BEGIN AVAILABLE DATA

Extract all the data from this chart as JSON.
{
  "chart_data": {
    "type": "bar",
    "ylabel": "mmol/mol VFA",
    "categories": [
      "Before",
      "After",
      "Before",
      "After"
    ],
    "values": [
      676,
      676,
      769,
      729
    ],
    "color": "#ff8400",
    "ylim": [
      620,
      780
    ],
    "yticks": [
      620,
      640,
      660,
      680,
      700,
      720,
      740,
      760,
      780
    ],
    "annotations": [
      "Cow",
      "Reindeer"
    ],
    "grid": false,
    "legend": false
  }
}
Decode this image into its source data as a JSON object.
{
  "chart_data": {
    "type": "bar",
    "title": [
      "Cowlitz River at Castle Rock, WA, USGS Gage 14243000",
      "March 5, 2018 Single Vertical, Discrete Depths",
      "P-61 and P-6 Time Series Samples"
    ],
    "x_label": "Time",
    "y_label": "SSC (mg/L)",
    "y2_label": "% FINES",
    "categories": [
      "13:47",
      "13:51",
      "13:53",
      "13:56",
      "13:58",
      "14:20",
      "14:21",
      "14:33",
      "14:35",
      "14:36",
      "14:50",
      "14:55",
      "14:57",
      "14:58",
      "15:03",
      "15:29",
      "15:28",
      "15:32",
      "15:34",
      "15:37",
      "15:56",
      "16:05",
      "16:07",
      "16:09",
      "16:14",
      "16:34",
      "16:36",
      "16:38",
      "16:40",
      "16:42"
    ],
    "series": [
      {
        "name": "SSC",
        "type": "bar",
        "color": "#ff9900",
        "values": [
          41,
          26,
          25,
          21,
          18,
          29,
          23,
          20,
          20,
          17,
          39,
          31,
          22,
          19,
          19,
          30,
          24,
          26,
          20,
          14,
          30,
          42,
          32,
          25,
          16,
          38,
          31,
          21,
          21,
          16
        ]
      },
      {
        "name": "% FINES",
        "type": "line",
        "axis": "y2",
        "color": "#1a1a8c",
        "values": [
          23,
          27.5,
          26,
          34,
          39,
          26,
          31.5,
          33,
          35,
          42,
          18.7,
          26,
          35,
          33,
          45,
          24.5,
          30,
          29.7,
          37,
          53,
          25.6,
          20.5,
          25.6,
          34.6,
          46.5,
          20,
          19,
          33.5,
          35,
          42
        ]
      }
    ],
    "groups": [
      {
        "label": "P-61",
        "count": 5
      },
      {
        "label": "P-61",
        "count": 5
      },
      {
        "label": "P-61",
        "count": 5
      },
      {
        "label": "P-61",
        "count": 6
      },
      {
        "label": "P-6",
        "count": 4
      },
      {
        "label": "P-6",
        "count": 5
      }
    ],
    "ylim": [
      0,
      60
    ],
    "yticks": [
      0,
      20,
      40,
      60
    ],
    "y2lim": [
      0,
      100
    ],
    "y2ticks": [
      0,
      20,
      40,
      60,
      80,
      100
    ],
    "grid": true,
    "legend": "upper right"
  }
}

END AVAILABLE DATA

#### SHORT PROBLEM:
Write out the entries in full, exactly as given.

#### TASK OUTPUT:
Extract all the data from this chart as JSON.
{
  "chart_data": {
    "type": "bar",
    "ylabel": "mmol/mol VFA",
    "categories": [
      "Before",
      "After",
      "Before",
      "After"
    ],
    "values": [
      676,
      676,
      769,
      729
    ],
    "color": "#ff8400",
    "ylim": [
      620,
      780
    ],
    "yticks": [
      620,
      640,
      660,
      680,
      700,
      720,
      740,
      760,
      780
    ],
    "annotations": [
      "Cow",
      "Reindeer"
    ],
    "grid": false,
    "legend": false
  }
}
Decode this image into its source data as a JSON object.
{
  "chart_data": {
    "type": "bar",
    "title": [
      "Cowlitz River at Castle Rock, WA, USGS Gage 14243000",
      "March 5, 2018 Single Vertical, Discrete Depths",
      "P-61 and P-6 Time Series Samples"
    ],
    "x_label": "Time",
    "y_label": "SSC (mg/L)",
    "y2_label": "% FINES",
    "categories": [
      "13:47",
      "13:51",
      "13:53",
      "13:56",
      "13:58",
      "14:20",
      "14:21",
      "14:33",
      "14:35",
      "14:36",
      "14:50",
      "14:55",
      "14:57",
      "14:58",
      "15:03",
      "15:29",
      "15:28",
      "15:32",
      "15:34",
      "15:37",
      "15:56",
      "16:05",
      "16:07",
      "16:09",
      "16:14",
      "16:34",
      "16:36",
      "16:38",
      "16:40",
      "16:42"
    ],
    "series": [
      {
        "name": "SSC",
        "type": "bar",
        "color": "#ff9900",
        "values": [
          41,
          26,
          25,
          21,
          18,
          29,
          23,
          20,
          20,
          17,
          39,
          31,
          22,
          19,
          19,
          30,
          24,
          26,
          20,
          14,
          30,
          42,
          32,
          25,
          16,
          38,
          31,
          21,
          21,
          16
        ]
      },
      {
        "name": "% FINES",
        "type": "line",
        "axis": "y2",
        "color": "#1a1a8c",
        "values": [
          23,
          27.5,
          26,
          34,
          39,
          26,
          31.5,
          33,
          35,
          42,
          18.7,
          26,
          35,
          33,
          45,
          24.5,
          30,
          29.7,
          37,
          53,
          25.6,
          20.5,
          25.6,
          34.6,
          46.5,
          20,
          19,
          33.5,
          35,
          42
        ]
      }
    ],
    "groups": [
      {
        "label": "P-61",
        "count": 5
      },
      {
        "label": "P-61",
        "count": 5
      },
      {
        "label": "P-61",
        "count": 5
      },
      {
        "label": "P-61",
        "count": 6
      },
      {
        "label": "P-6",
        "count": 4
      },
      {
        "label": "P-6",
        "count": 5
      }
    ],
    "ylim": [
      0,
      60
    ],
    "yticks": [
      0,
      20,
      40,
      60
    ],
    "y2lim": [
      0,
      100
    ],
    "y2ticks": [
      0,
      20,
      40,
      60,
      80,
      100
    ],
    "grid": true,
    "legend": "upper right"
  }
}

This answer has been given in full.